┏━━

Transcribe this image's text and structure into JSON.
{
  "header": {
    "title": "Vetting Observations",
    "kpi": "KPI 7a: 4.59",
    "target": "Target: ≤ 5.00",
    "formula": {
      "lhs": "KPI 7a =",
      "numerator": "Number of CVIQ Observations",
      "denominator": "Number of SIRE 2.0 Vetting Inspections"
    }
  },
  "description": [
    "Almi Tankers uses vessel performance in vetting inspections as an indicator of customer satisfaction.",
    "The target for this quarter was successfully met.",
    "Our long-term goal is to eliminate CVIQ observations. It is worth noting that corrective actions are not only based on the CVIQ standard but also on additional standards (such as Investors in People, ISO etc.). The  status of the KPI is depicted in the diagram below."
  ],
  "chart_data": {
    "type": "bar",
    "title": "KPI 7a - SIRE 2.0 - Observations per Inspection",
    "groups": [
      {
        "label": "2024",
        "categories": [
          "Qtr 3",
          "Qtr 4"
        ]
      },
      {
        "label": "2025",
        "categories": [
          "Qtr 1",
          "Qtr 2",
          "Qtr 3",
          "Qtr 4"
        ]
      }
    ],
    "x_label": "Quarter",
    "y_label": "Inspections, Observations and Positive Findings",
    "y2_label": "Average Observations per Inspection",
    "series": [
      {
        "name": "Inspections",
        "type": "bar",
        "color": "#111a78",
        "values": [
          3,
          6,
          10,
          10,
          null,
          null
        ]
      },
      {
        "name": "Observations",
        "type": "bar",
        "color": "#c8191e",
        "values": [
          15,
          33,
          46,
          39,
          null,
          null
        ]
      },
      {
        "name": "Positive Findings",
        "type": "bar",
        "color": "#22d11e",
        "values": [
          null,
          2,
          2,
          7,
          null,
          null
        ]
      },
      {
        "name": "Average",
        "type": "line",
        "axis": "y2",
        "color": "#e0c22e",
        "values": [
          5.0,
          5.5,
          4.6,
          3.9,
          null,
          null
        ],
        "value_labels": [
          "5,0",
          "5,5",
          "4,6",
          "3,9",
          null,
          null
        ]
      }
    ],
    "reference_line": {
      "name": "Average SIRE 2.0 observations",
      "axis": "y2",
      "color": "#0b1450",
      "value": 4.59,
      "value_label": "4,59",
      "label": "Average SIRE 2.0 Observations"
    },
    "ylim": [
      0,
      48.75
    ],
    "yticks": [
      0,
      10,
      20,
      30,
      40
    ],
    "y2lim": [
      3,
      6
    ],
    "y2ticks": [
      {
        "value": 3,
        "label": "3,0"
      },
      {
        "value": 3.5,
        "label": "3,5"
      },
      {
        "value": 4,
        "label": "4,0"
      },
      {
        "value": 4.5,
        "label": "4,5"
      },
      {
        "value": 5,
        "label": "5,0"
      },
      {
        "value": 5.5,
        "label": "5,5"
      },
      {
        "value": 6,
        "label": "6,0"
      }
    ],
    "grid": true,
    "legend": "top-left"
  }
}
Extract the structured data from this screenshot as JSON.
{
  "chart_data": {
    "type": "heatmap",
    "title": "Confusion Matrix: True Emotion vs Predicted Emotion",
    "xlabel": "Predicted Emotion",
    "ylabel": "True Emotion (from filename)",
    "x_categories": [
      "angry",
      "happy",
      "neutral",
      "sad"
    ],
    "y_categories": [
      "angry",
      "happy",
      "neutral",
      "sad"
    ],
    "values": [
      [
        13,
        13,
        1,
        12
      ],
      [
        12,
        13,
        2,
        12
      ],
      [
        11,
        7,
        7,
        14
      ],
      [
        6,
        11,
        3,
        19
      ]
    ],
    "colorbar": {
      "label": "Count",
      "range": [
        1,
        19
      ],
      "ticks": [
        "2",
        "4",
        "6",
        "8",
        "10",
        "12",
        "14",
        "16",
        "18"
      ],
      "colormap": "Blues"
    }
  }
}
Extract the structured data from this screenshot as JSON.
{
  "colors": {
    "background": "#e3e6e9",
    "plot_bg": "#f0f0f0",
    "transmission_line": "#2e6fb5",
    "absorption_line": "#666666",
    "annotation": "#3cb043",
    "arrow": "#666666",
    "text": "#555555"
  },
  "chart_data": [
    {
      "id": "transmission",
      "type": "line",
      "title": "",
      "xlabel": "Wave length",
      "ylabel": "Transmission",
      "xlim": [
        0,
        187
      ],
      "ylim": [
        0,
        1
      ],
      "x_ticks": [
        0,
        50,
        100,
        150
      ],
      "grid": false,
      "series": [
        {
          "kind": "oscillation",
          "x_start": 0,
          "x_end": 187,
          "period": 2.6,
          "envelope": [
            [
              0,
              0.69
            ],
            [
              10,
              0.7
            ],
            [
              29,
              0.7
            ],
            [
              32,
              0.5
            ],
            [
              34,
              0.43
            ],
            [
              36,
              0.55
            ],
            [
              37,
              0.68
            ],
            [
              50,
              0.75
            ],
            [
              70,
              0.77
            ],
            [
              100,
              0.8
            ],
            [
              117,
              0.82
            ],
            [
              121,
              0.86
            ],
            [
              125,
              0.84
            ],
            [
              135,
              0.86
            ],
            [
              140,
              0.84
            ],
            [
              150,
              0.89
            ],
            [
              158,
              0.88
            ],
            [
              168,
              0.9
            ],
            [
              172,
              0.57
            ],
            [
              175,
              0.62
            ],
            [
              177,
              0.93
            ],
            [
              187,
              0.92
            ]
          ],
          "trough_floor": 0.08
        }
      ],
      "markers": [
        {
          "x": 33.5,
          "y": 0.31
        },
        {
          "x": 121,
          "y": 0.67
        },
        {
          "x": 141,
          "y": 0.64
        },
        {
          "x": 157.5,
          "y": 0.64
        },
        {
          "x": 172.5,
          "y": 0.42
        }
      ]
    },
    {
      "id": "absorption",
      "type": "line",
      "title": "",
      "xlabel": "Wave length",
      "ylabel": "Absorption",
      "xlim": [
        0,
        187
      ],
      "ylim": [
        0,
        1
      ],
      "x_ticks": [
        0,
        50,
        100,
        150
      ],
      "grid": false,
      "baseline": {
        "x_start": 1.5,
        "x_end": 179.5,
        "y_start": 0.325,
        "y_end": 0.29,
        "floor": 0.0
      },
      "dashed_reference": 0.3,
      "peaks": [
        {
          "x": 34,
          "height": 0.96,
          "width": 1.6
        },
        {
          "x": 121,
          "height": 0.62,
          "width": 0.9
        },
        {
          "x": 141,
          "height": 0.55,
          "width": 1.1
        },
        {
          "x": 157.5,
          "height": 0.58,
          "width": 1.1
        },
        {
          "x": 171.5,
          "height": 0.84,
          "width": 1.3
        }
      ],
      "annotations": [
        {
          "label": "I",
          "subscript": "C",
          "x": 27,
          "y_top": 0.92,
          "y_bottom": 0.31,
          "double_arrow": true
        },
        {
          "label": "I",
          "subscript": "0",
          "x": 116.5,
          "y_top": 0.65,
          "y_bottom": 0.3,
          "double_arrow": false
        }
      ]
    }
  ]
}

┗━━

» **Problem statement**:
Go through the listing above and work out how many lines contain the string "title". Reply with the number alone.

» **Solution to this task**:
5